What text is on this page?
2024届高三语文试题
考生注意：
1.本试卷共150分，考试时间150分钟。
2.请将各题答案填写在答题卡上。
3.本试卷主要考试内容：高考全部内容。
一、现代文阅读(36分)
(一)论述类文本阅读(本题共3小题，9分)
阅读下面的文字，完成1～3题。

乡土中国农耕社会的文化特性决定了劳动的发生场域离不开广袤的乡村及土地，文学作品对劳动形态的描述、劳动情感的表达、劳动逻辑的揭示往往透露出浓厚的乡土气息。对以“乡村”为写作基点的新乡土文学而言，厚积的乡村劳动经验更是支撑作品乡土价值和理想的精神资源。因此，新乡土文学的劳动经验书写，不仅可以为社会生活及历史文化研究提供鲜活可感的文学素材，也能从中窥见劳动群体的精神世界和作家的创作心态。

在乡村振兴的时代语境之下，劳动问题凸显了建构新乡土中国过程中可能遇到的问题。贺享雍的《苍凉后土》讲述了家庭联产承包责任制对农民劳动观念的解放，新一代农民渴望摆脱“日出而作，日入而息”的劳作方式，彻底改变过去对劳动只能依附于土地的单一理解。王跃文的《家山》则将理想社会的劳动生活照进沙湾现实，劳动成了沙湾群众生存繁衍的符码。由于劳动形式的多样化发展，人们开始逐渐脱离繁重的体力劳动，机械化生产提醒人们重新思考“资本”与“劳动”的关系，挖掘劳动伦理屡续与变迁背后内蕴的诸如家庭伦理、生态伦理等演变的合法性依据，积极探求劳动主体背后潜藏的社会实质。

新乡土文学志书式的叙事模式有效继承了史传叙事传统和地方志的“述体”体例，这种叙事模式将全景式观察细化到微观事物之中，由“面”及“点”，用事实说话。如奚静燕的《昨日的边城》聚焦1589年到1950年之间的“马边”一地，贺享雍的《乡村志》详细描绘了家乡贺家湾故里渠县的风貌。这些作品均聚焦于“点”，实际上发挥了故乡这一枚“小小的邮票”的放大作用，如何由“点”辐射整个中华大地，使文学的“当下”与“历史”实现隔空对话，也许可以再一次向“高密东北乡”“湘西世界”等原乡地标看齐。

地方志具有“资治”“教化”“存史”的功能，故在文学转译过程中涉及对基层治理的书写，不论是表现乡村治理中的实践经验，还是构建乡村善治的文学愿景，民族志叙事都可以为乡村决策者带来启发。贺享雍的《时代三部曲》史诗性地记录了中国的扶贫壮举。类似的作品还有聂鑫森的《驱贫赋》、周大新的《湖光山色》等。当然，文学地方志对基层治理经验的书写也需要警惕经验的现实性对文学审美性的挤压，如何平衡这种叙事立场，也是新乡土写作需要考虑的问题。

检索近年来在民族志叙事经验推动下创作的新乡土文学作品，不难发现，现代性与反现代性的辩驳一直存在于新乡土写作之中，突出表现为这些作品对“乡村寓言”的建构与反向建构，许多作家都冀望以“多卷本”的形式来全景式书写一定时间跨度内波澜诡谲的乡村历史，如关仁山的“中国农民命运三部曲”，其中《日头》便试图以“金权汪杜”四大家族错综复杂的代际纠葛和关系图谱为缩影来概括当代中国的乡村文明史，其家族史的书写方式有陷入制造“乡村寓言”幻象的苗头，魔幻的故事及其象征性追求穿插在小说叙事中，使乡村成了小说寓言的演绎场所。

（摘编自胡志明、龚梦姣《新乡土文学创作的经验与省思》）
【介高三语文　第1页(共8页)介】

* **PROBLEM REQUIREMENTS**
Repeat all entries. Match them exactly.

* **FINISHED EXERCISE**
What text is on this page?
2024届高三语文试题
考生注意：
1.本试卷共150分，考试时间150分钟。
2.请将各题答案填写在答题卡上。
3.本试卷主要考试内容：高考全部内容。
一、现代文阅读(36分)
(一)论述类文本阅读(本题共3小题，9分)
阅读下面的文字，完成1～3题。

乡土中国农耕社会的文化特性决定了劳动的发生场域离不开广袤的乡村及土地，文学作品对劳动形态的描述、劳动情感的表达、劳动逻辑的揭示往往透露出浓厚的乡土气息。对以“乡村”为写作基点的新乡土文学而言，厚积的乡村劳动经验更是支撑作品乡土价值和理想的精神资源。因此，新乡土文学的劳动经验书写，不仅可以为社会生活及历史文化研究提供鲜活可感的文学素材，也能从中窥见劳动群体的精神世界和作家的创作心态。

在乡村振兴的时代语境之下，劳动问题凸显了建构新乡土中国过程中可能遇到的问题。贺享雍的《苍凉后土》讲述了家庭联产承包责任制对农民劳动观念的解放，新一代农民渴望摆脱“日出而作，日入而息”的劳作方式，彻底改变过去对劳动只能依附于土地的单一理解。王跃文的《家山》则将理想社会的劳动生活照进沙湾现实，劳动成了沙湾群众生存繁衍的符码。由于劳动形式的多样化发展，人们开始逐渐脱离繁重的体力劳动，机械化生产提醒人们重新思考“资本”与“劳动”的关系，挖掘劳动伦理屡续与变迁背后内蕴的诸如家庭伦理、生态伦理等演变的合法性依据，积极探求劳动主体背后潜藏的社会实质。

新乡土文学志书式的叙事模式有效继承了史传叙事传统和地方志的“述体”体例，这种叙事模式将全景式观察细化到微观事物之中，由“面”及“点”，用事实说话。如奚静燕的《昨日的边城》聚焦1589年到1950年之间的“马边”一地，贺享雍的《乡村志》详细描绘了家乡贺家湾故里渠县的风貌。这些作品均聚焦于“点”，实际上发挥了故乡这一枚“小小的邮票”的放大作用，如何由“点”辐射整个中华大地，使文学的“当下”与“历史”实现隔空对话，也许可以再一次向“高密东北乡”“湘西世界”等原乡地标看齐。

地方志具有“资治”“教化”“存史”的功能，故在文学转译过程中涉及对基层治理的书写，不论是表现乡村治理中的实践经验，还是构建乡村善治的文学愿景，民族志叙事都可以为乡村决策者带来启发。贺享雍的《时代三部曲》史诗性地记录了中国的扶贫壮举。类似的作品还有聂鑫森的《驱贫赋》、周大新的《湖光山色》等。当然，文学地方志对基层治理经验的书写也需要警惕经验的现实性对文学审美性的挤压，如何平衡这种叙事立场，也是新乡土写作需要考虑的问题。

检索近年来在民族志叙事经验推动下创作的新乡土文学作品，不难发现，现代性与反现代性的辩驳一直存在于新乡土写作之中，突出表现为这些作品对“乡村寓言”的建构与反向建构，许多作家都冀望以“多卷本”的形式来全景式书写一定时间跨度内波澜诡谲的乡村历史，如关仁山的“中国农民命运三部曲”，其中《日头》便试图以“金权汪杜”四大家族错综复杂的代际纠葛和关系图谱为缩影来概括当代中国的乡村文明史，其家族史的书写方式有陷入制造“乡村寓言”幻象的苗头，魔幻的故事及其象征性追求穿插在小说叙事中，使乡村成了小说寓言的演绎场所。

（摘编自胡志明、龚梦姣《新乡土文学创作的经验与省思》）
【介高三语文　第1页(共8页)介】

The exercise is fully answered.